-- Start of Records for this exercise --

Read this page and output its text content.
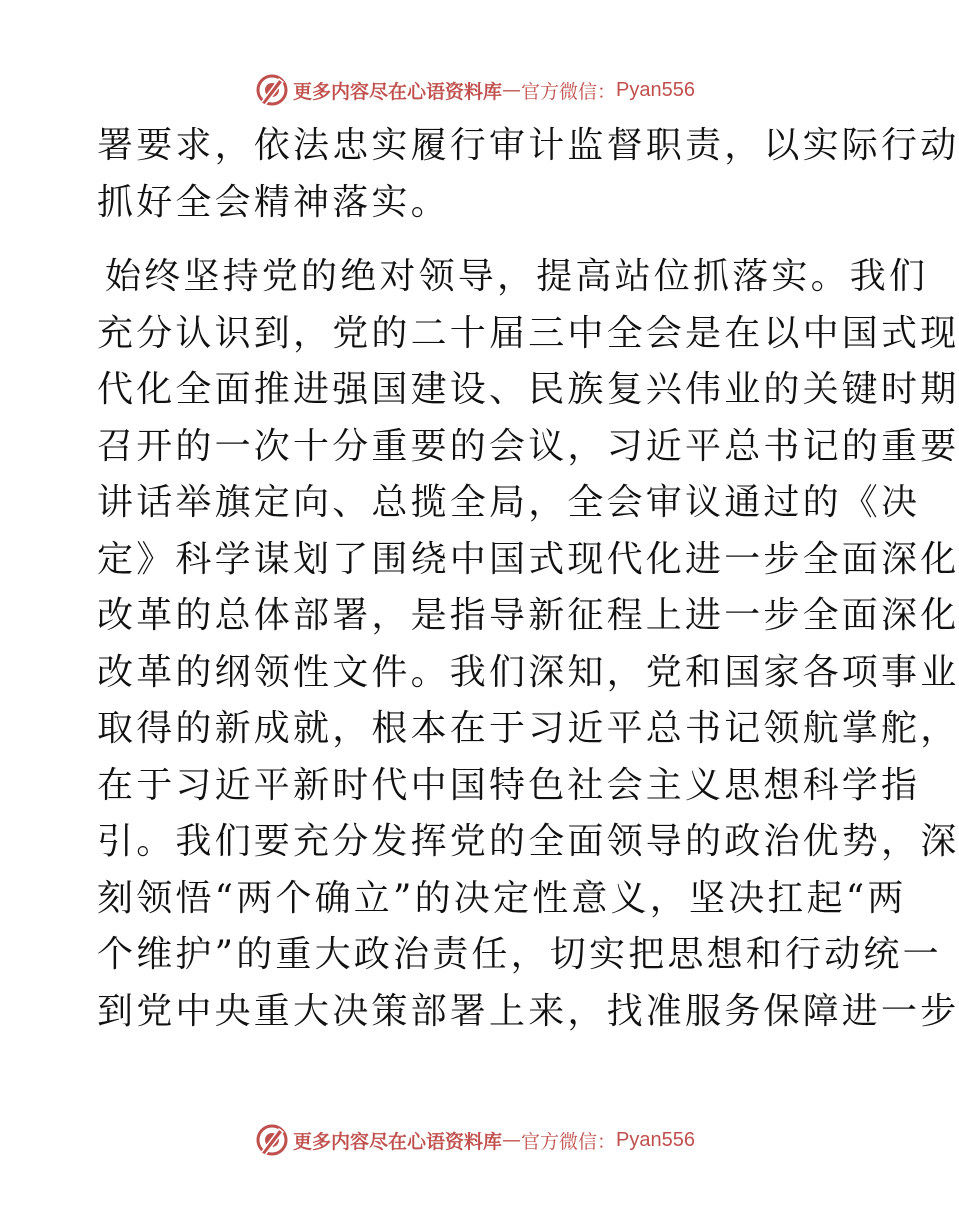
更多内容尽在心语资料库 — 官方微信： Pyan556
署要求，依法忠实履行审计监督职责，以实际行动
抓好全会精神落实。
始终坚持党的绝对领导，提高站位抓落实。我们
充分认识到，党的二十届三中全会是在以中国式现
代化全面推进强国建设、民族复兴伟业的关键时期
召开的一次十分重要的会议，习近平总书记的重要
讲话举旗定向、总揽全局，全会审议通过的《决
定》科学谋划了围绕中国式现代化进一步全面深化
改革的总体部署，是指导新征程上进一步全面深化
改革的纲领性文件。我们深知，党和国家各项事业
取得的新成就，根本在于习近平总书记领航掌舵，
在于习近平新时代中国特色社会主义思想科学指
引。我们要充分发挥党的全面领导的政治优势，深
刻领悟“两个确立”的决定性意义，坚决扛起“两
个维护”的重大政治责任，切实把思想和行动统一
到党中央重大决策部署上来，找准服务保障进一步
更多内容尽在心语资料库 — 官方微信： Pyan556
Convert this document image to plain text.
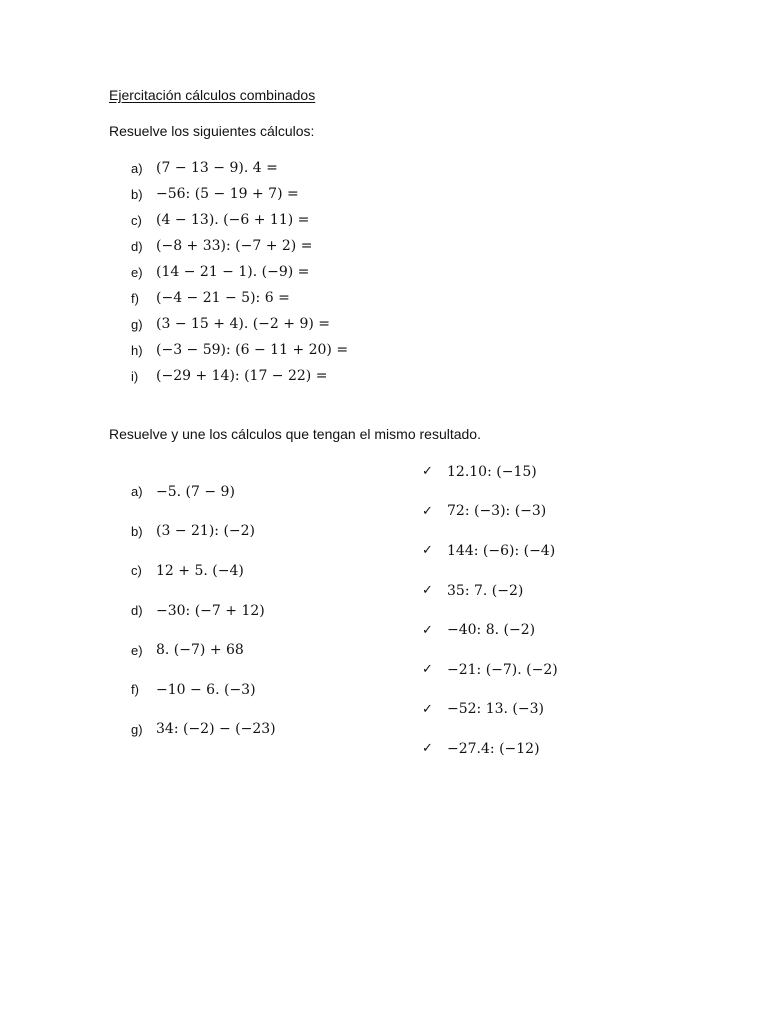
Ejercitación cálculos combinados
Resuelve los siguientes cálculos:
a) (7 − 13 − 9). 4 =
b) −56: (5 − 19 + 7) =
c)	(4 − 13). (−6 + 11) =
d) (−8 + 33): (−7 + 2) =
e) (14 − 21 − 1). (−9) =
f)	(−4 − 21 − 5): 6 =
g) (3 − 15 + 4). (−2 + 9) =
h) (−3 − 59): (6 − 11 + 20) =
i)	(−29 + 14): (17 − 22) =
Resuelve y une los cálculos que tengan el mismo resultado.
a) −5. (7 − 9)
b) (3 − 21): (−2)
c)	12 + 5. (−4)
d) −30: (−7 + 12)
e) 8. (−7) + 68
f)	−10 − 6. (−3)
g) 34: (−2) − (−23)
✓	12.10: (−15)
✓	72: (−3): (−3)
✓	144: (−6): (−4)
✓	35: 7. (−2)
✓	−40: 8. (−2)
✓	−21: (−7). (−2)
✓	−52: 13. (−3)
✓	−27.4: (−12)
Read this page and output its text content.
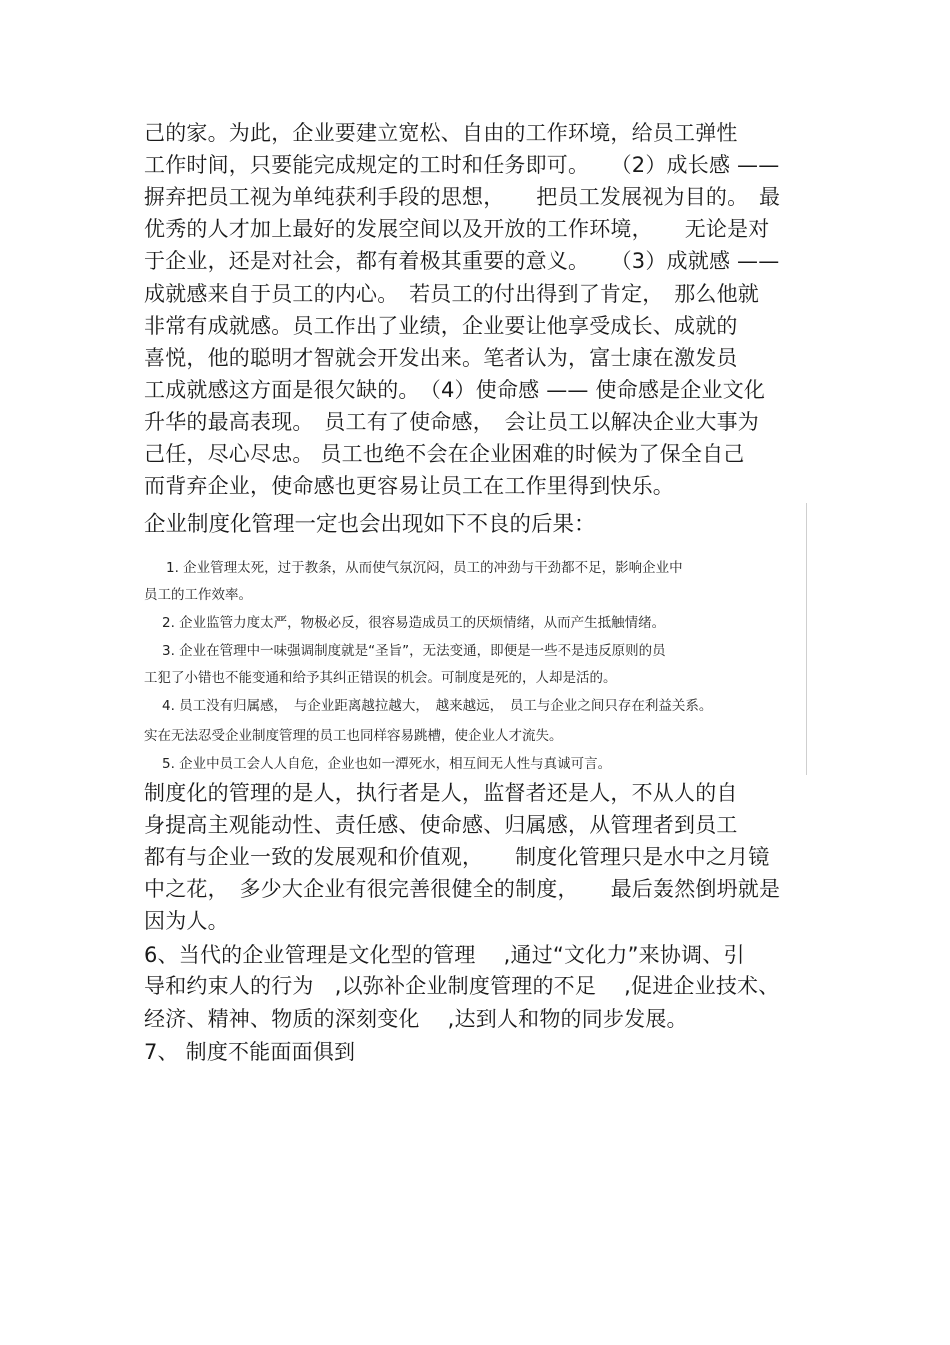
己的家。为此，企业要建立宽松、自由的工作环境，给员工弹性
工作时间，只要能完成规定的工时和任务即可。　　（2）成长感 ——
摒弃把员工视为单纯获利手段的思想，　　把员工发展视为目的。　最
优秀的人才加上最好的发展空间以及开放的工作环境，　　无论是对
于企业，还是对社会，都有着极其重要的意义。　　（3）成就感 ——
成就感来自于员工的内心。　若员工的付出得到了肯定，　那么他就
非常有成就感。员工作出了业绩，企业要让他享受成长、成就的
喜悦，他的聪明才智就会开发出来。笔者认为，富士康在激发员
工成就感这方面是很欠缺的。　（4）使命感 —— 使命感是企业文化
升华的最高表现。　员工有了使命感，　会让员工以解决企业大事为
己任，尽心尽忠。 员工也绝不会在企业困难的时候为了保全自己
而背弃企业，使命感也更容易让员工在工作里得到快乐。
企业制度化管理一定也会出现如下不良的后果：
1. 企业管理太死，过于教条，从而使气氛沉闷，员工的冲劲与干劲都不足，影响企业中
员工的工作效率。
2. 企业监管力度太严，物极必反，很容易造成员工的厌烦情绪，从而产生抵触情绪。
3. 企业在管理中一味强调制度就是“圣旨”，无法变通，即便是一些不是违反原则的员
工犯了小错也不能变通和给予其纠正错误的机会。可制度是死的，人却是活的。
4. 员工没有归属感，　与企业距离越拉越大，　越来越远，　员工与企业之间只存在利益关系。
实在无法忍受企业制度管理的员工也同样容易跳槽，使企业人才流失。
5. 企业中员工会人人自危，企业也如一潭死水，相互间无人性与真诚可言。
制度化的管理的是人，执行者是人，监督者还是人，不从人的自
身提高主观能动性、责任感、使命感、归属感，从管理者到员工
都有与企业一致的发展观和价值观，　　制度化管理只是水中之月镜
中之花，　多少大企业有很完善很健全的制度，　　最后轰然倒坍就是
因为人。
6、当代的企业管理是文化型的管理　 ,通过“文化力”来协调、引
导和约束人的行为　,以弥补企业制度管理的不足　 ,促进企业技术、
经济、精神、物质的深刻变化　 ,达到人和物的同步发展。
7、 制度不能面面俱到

-- End of Records for this exercise --

_Exercise instructions_: Output each line exactly; omit every picture.

_Result_:
Read this page and output its text content.
更多内容尽在心语资料库 — 官方微信： Pyan556
署要求，依法忠实履行审计监督职责，以实际行动
抓好全会精神落实。
始终坚持党的绝对领导，提高站位抓落实。我们
充分认识到，党的二十届三中全会是在以中国式现
代化全面推进强国建设、民族复兴伟业的关键时期
召开的一次十分重要的会议，习近平总书记的重要
讲话举旗定向、总揽全局，全会审议通过的《决
定》科学谋划了围绕中国式现代化进一步全面深化
改革的总体部署，是指导新征程上进一步全面深化
改革的纲领性文件。我们深知，党和国家各项事业
取得的新成就，根本在于习近平总书记领航掌舵，
在于习近平新时代中国特色社会主义思想科学指
引。我们要充分发挥党的全面领导的政治优势，深
刻领悟“两个确立”的决定性意义，坚决扛起“两
个维护”的重大政治责任，切实把思想和行动统一
到党中央重大决策部署上来，找准服务保障进一步
更多内容尽在心语资料库 — 官方微信： Pyan556
Convert this document image to plain text.
Ejercitación cálculos combinados
Resuelve los siguientes cálculos:
a) (7 − 13 − 9). 4 =
b) −56: (5 − 19 + 7) =
c)	(4 − 13). (−6 + 11) =
d) (−8 + 33): (−7 + 2) =
e) (14 − 21 − 1). (−9) =
f)	(−4 − 21 − 5): 6 =
g) (3 − 15 + 4). (−2 + 9) =
h) (−3 − 59): (6 − 11 + 20) =
i)	(−29 + 14): (17 − 22) =
Resuelve y une los cálculos que tengan el mismo resultado.
a) −5. (7 − 9)
b) (3 − 21): (−2)
c)	12 + 5. (−4)
d) −30: (−7 + 12)
e) 8. (−7) + 68
f)	−10 − 6. (−3)
g) 34: (−2) − (−23)
✓	12.10: (−15)
✓	72: (−3): (−3)
✓	144: (−6): (−4)
✓	35: 7. (−2)
✓	−40: 8. (−2)
✓	−21: (−7). (−2)
✓	−52: 13. (−3)
✓	−27.4: (−12)
Read this page and output its text content.
己的家。为此，企业要建立宽松、自由的工作环境，给员工弹性
工作时间，只要能完成规定的工时和任务即可。　　（2）成长感 ——
摒弃把员工视为单纯获利手段的思想，　　把员工发展视为目的。　最
优秀的人才加上最好的发展空间以及开放的工作环境，　　无论是对
于企业，还是对社会，都有着极其重要的意义。　　（3）成就感 ——
成就感来自于员工的内心。　若员工的付出得到了肯定，　那么他就
非常有成就感。员工作出了业绩，企业要让他享受成长、成就的
喜悦，他的聪明才智就会开发出来。笔者认为，富士康在激发员
工成就感这方面是很欠缺的。　（4）使命感 —— 使命感是企业文化
升华的最高表现。　员工有了使命感，　会让员工以解决企业大事为
己任，尽心尽忠。 员工也绝不会在企业困难的时候为了保全自己
而背弃企业，使命感也更容易让员工在工作里得到快乐。
企业制度化管理一定也会出现如下不良的后果：
1. 企业管理太死，过于教条，从而使气氛沉闷，员工的冲劲与干劲都不足，影响企业中
员工的工作效率。
2. 企业监管力度太严，物极必反，很容易造成员工的厌烦情绪，从而产生抵触情绪。
3. 企业在管理中一味强调制度就是“圣旨”，无法变通，即便是一些不是违反原则的员
工犯了小错也不能变通和给予其纠正错误的机会。可制度是死的，人却是活的。
4. 员工没有归属感，　与企业距离越拉越大，　越来越远，　员工与企业之间只存在利益关系。
实在无法忍受企业制度管理的员工也同样容易跳槽，使企业人才流失。
5. 企业中员工会人人自危，企业也如一潭死水，相互间无人性与真诚可言。
制度化的管理的是人，执行者是人，监督者还是人，不从人的自
身提高主观能动性、责任感、使命感、归属感，从管理者到员工
都有与企业一致的发展观和价值观，　　制度化管理只是水中之月镜
中之花，　多少大企业有很完善很健全的制度，　　最后轰然倒坍就是
因为人。
6、当代的企业管理是文化型的管理　 ,通过“文化力”来协调、引
导和约束人的行为　,以弥补企业制度管理的不足　 ,促进企业技术、
经济、精神、物质的深刻变化　 ,达到人和物的同步发展。
7、 制度不能面面俱到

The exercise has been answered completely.